▸ **Your goal**
Each line in the entries below that holds the string "디자인은" is to be listed.

(Saved data entries)
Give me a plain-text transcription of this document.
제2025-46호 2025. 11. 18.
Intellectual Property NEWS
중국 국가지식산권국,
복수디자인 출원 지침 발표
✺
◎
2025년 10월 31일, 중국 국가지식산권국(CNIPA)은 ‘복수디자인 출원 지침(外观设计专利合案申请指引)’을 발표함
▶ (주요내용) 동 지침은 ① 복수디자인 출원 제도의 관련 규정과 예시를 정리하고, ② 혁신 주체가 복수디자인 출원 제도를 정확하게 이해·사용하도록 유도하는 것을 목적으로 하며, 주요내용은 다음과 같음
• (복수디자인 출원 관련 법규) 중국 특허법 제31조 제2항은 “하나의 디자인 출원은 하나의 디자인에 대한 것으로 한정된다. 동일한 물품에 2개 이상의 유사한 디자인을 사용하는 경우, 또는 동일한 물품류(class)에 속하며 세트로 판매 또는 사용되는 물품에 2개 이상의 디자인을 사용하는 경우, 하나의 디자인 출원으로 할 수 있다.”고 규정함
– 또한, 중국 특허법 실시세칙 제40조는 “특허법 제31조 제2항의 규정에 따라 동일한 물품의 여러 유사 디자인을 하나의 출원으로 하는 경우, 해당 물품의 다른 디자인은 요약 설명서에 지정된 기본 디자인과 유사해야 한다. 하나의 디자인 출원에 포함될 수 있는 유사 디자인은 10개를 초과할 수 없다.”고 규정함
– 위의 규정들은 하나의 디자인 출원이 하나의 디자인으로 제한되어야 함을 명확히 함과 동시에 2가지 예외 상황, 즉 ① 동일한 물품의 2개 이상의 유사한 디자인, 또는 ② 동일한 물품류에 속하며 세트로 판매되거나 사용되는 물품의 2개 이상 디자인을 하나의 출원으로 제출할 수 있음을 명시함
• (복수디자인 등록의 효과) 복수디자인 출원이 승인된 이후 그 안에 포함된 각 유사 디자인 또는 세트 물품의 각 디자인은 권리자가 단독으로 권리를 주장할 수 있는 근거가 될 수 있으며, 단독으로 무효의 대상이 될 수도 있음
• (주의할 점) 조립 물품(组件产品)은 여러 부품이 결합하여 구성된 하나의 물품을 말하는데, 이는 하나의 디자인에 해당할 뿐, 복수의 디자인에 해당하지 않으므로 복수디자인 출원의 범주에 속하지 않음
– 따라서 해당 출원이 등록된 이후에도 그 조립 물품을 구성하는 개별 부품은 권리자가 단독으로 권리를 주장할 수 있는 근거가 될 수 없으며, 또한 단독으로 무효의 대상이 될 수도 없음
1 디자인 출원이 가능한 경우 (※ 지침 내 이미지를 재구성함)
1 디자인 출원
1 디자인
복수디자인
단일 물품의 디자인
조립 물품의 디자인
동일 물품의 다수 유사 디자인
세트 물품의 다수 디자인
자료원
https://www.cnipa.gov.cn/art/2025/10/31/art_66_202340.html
==
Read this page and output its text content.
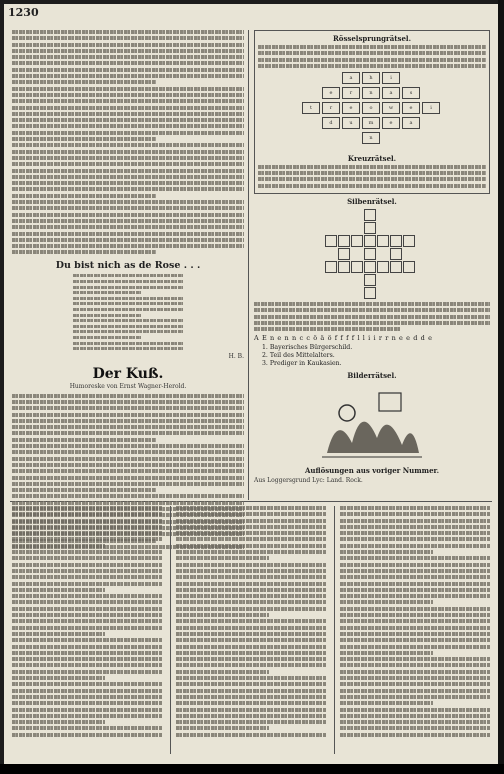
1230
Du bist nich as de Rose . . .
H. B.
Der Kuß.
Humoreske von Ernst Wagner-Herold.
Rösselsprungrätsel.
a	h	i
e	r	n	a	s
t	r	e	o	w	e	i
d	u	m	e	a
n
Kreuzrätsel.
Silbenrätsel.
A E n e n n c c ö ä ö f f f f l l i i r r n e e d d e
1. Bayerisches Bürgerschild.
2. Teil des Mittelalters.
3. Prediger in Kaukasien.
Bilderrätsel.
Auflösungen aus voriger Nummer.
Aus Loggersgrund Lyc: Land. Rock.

▸ **Complete response**
– 또한, 중국 특허법 실시세칙 제40조는 “특허법 제31조 제2항의 규정에 따라 동일한 물품의 여러 유사 디자인을 하나의 출원으로 하는 경우, 해당 물품의 다른 디자인은 요약 설명서에 지정된 기본 디자인과 유사해야 한다. 하나의 디자인 출원에 포함될 수 있는 유사 디자인은 10개를 초과할 수 없다.”고 규정함
• (복수디자인 등록의 효과) 복수디자인 출원이 승인된 이후 그 안에 포함된 각 유사 디자인 또는 세트 물품의 각 디자인은 권리자가 단독으로 권리를 주장할 수 있는 근거가 될 수 있으며, 단독으로 무효의 대상이 될 수도 있음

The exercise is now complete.